Given request: Could you print every one of the entries below again, line for line, without changing a single character?
** start Data to process **
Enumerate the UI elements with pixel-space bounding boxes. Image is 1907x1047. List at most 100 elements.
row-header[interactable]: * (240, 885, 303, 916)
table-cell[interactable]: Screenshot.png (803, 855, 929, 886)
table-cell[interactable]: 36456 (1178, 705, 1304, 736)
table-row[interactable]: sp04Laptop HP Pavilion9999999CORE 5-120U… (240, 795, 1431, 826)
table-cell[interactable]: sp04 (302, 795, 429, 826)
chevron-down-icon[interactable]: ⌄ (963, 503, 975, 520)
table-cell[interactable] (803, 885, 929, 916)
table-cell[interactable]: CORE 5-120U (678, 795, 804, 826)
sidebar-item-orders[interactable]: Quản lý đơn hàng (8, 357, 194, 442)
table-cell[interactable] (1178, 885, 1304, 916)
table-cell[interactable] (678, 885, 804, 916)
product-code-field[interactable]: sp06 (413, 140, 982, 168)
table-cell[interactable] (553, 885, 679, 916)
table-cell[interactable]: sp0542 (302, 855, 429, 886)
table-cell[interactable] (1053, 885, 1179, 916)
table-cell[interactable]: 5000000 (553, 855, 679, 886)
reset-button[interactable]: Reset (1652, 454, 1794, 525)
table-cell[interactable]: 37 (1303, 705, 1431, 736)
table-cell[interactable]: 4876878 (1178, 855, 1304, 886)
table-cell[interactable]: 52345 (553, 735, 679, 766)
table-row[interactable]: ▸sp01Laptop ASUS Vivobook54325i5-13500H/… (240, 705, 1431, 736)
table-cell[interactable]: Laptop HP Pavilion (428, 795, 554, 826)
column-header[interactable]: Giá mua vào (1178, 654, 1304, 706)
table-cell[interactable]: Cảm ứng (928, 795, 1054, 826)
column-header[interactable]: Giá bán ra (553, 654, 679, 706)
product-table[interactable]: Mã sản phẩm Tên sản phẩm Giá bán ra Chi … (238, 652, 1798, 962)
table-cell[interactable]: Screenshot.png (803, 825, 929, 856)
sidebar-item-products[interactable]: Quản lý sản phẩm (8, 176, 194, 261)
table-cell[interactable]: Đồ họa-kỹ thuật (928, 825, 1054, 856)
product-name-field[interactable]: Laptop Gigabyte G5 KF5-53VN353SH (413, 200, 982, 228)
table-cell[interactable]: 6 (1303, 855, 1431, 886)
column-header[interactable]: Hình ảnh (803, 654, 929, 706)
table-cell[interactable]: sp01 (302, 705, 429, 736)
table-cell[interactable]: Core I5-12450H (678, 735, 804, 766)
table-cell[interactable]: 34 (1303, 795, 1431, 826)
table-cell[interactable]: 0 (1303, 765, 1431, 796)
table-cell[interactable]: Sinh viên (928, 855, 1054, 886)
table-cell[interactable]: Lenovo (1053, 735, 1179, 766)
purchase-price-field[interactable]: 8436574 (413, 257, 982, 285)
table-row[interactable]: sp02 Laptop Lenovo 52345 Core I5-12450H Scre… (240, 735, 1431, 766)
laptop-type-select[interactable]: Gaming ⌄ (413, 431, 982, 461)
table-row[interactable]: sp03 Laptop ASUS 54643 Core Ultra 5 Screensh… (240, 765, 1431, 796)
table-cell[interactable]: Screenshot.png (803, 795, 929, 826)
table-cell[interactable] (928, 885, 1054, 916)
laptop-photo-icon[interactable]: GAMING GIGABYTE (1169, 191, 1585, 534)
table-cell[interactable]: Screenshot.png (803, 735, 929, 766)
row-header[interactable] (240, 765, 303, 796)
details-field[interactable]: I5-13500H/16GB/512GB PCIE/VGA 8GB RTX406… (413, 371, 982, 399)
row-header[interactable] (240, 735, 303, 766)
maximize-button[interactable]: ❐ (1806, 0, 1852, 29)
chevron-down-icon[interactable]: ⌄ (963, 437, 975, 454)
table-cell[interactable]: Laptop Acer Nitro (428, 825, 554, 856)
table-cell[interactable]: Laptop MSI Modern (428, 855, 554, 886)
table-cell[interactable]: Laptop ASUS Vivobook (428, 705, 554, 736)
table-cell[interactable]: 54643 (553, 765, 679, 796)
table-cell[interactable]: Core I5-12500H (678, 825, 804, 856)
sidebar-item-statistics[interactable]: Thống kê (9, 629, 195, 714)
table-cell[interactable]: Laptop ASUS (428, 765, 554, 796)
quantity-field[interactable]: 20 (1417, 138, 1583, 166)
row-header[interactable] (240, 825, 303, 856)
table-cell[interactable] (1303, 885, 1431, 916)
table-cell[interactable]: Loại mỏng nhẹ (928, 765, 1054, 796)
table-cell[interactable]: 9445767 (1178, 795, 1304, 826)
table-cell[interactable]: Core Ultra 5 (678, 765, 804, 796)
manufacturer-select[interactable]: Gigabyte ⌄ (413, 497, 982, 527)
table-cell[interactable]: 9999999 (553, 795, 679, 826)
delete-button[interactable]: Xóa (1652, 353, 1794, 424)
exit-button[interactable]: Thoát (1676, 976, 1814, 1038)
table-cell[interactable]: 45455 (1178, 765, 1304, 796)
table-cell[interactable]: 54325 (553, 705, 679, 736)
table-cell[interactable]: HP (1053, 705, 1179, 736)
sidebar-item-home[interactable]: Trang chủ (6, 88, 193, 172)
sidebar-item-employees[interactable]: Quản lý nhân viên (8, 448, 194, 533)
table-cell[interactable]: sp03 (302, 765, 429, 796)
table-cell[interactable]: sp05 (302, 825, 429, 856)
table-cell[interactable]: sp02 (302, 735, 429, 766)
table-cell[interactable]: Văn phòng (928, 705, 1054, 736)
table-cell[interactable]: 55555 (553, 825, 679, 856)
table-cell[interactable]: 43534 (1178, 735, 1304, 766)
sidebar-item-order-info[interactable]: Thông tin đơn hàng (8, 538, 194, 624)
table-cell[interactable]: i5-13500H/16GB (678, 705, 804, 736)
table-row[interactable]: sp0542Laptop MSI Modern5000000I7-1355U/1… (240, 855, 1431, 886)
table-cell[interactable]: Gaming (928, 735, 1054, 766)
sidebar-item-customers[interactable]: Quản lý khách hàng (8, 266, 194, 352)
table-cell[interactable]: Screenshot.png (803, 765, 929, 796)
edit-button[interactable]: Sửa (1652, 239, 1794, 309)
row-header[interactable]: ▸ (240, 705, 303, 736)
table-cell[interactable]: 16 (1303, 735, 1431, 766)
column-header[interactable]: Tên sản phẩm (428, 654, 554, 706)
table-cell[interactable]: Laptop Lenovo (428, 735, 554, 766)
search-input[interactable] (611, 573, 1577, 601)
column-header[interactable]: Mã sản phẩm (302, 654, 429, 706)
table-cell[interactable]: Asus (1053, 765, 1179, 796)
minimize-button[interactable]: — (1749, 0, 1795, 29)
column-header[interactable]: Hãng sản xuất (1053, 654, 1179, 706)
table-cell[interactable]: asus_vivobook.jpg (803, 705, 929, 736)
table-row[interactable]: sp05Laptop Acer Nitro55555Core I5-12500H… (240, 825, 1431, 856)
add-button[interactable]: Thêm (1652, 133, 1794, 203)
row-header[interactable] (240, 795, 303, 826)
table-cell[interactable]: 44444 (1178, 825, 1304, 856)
** end Data to process **
Answer to the task:
Enumerate the UI elements with pixel-space bounding boxes. Image is 1907x1047. List at most 100 elements.
row-header[interactable]: * (240, 885, 303, 916)
table-cell[interactable]: Screenshot.png (803, 855, 929, 886)
table-cell[interactable]: 36456 (1178, 705, 1304, 736)
table-row[interactable]: sp04Laptop HP Pavilion9999999CORE 5-120U… (240, 795, 1431, 826)
table-cell[interactable]: sp04 (302, 795, 429, 826)
chevron-down-icon[interactable]: ⌄ (963, 503, 975, 520)
table-cell[interactable] (803, 885, 929, 916)
table-cell[interactable]: CORE 5-120U (678, 795, 804, 826)
sidebar-item-orders[interactable]: Quản lý đơn hàng (8, 357, 194, 442)
table-cell[interactable] (1178, 885, 1304, 916)
table-cell[interactable] (678, 885, 804, 916)
product-code-field[interactable]: sp06 (413, 140, 982, 168)
table-cell[interactable] (553, 885, 679, 916)
table-cell[interactable]: sp0542 (302, 855, 429, 886)
table-cell[interactable] (1053, 885, 1179, 916)
table-cell[interactable]: 5000000 (553, 855, 679, 886)
reset-button[interactable]: Reset (1652, 454, 1794, 525)
table-cell[interactable]: 37 (1303, 705, 1431, 736)
table-cell[interactable]: 4876878 (1178, 855, 1304, 886)
table-cell[interactable]: 52345 (553, 735, 679, 766)
table-row[interactable]: ▸sp01Laptop ASUS Vivobook54325i5-13500H/… (240, 705, 1431, 736)
table-cell[interactable]: Laptop HP Pavilion (428, 795, 554, 826)
column-header[interactable]: Giá mua vào (1178, 654, 1304, 706)
table-cell[interactable]: Cảm ứng (928, 795, 1054, 826)
column-header[interactable]: Giá bán ra (553, 654, 679, 706)
product-table[interactable]: Mã sản phẩm Tên sản phẩm Giá bán ra Chi … (238, 652, 1798, 962)
table-cell[interactable]: Screenshot.png (803, 825, 929, 856)
sidebar-item-products[interactable]: Quản lý sản phẩm (8, 176, 194, 261)
table-cell[interactable]: Đồ họa-kỹ thuật (928, 825, 1054, 856)
product-name-field[interactable]: Laptop Gigabyte G5 KF5-53VN353SH (413, 200, 982, 228)
table-cell[interactable]: 6 (1303, 855, 1431, 886)
column-header[interactable]: Hình ảnh (803, 654, 929, 706)
table-cell[interactable]: sp01 (302, 705, 429, 736)
table-cell[interactable]: Core I5-12450H (678, 735, 804, 766)
table-cell[interactable]: 34 (1303, 795, 1431, 826)
table-cell[interactable]: 0 (1303, 765, 1431, 796)
table-cell[interactable]: Sinh viên (928, 855, 1054, 886)
table-cell[interactable]: Lenovo (1053, 735, 1179, 766)
purchase-price-field[interactable]: 8436574 (413, 257, 982, 285)
table-row[interactable]: sp02 Laptop Lenovo 52345 Core I5-12450H Scre… (240, 735, 1431, 766)
laptop-type-select[interactable]: Gaming ⌄ (413, 431, 982, 461)
table-row[interactable]: sp03 Laptop ASUS 54643 Core Ultra 5 Screensh… (240, 765, 1431, 796)
table-cell[interactable]: Screenshot.png (803, 795, 929, 826)
table-cell[interactable] (928, 885, 1054, 916)
laptop-photo-icon[interactable]: GAMING GIGABYTE (1169, 191, 1585, 534)
table-cell[interactable]: Screenshot.png (803, 735, 929, 766)
row-header[interactable] (240, 765, 303, 796)
details-field[interactable]: I5-13500H/16GB/512GB PCIE/VGA 8GB RTX406… (413, 371, 982, 399)
row-header[interactable] (240, 735, 303, 766)
maximize-button[interactable]: ❐ (1806, 0, 1852, 29)
chevron-down-icon[interactable]: ⌄ (963, 437, 975, 454)
table-cell[interactable]: Laptop Acer Nitro (428, 825, 554, 856)
table-cell[interactable]: Laptop MSI Modern (428, 855, 554, 886)
table-cell[interactable]: Laptop ASUS Vivobook (428, 705, 554, 736)
table-cell[interactable]: 54643 (553, 765, 679, 796)
table-cell[interactable]: Core I5-12500H (678, 825, 804, 856)
sidebar-item-statistics[interactable]: Thống kê (9, 629, 195, 714)
table-cell[interactable]: Laptop ASUS (428, 765, 554, 796)
quantity-field[interactable]: 20 (1417, 138, 1583, 166)
row-header[interactable] (240, 825, 303, 856)
table-cell[interactable] (1303, 885, 1431, 916)
table-cell[interactable]: Loại mỏng nhẹ (928, 765, 1054, 796)
table-cell[interactable]: 9445767 (1178, 795, 1304, 826)
table-cell[interactable]: Core Ultra 5 (678, 765, 804, 796)
manufacturer-select[interactable]: Gigabyte ⌄ (413, 497, 982, 527)
table-cell[interactable]: 9999999 (553, 795, 679, 826)
delete-button[interactable]: Xóa (1652, 353, 1794, 424)
exit-button[interactable]: Thoát (1676, 976, 1814, 1038)
table-cell[interactable]: 45455 (1178, 765, 1304, 796)
table-cell[interactable]: 54325 (553, 705, 679, 736)
table-cell[interactable]: HP (1053, 705, 1179, 736)
sidebar-item-home[interactable]: Trang chủ (6, 88, 193, 172)
sidebar-item-employees[interactable]: Quản lý nhân viên (8, 448, 194, 533)
table-cell[interactable]: sp03 (302, 765, 429, 796)
table-cell[interactable]: sp05 (302, 825, 429, 856)
table-cell[interactable]: sp02 (302, 735, 429, 766)
table-cell[interactable]: Văn phòng (928, 705, 1054, 736)
table-cell[interactable]: 55555 (553, 825, 679, 856)
table-cell[interactable]: 43534 (1178, 735, 1304, 766)
sidebar-item-order-info[interactable]: Thông tin đơn hàng (8, 538, 194, 624)
table-cell[interactable]: i5-13500H/16GB (678, 705, 804, 736)
table-row[interactable]: sp0542Laptop MSI Modern5000000I7-1355U/1… (240, 855, 1431, 886)
table-cell[interactable]: Gaming (928, 735, 1054, 766)
sidebar-item-customers[interactable]: Quản lý khách hàng (8, 266, 194, 352)
table-cell[interactable]: Screenshot.png (803, 765, 929, 796)
edit-button[interactable]: Sửa (1652, 239, 1794, 309)
row-header[interactable]: ▸ (240, 705, 303, 736)
table-cell[interactable]: 16 (1303, 735, 1431, 766)
column-header[interactable]: Tên sản phẩm (428, 654, 554, 706)
table-cell[interactable]: Laptop Lenovo (428, 735, 554, 766)
search-input[interactable] (611, 573, 1577, 601)
column-header[interactable]: Mã sản phẩm (302, 654, 429, 706)
table-cell[interactable]: Asus (1053, 765, 1179, 796)
minimize-button[interactable]: — (1749, 0, 1795, 29)
column-header[interactable]: Hãng sản xuất (1053, 654, 1179, 706)
table-cell[interactable]: asus_vivobook.jpg (803, 705, 929, 736)
table-row[interactable]: sp05Laptop Acer Nitro55555Core I5-12500H… (240, 825, 1431, 856)
add-button[interactable]: Thêm (1652, 133, 1794, 203)
row-header[interactable] (240, 795, 303, 826)
table-cell[interactable]: 44444 (1178, 825, 1304, 856)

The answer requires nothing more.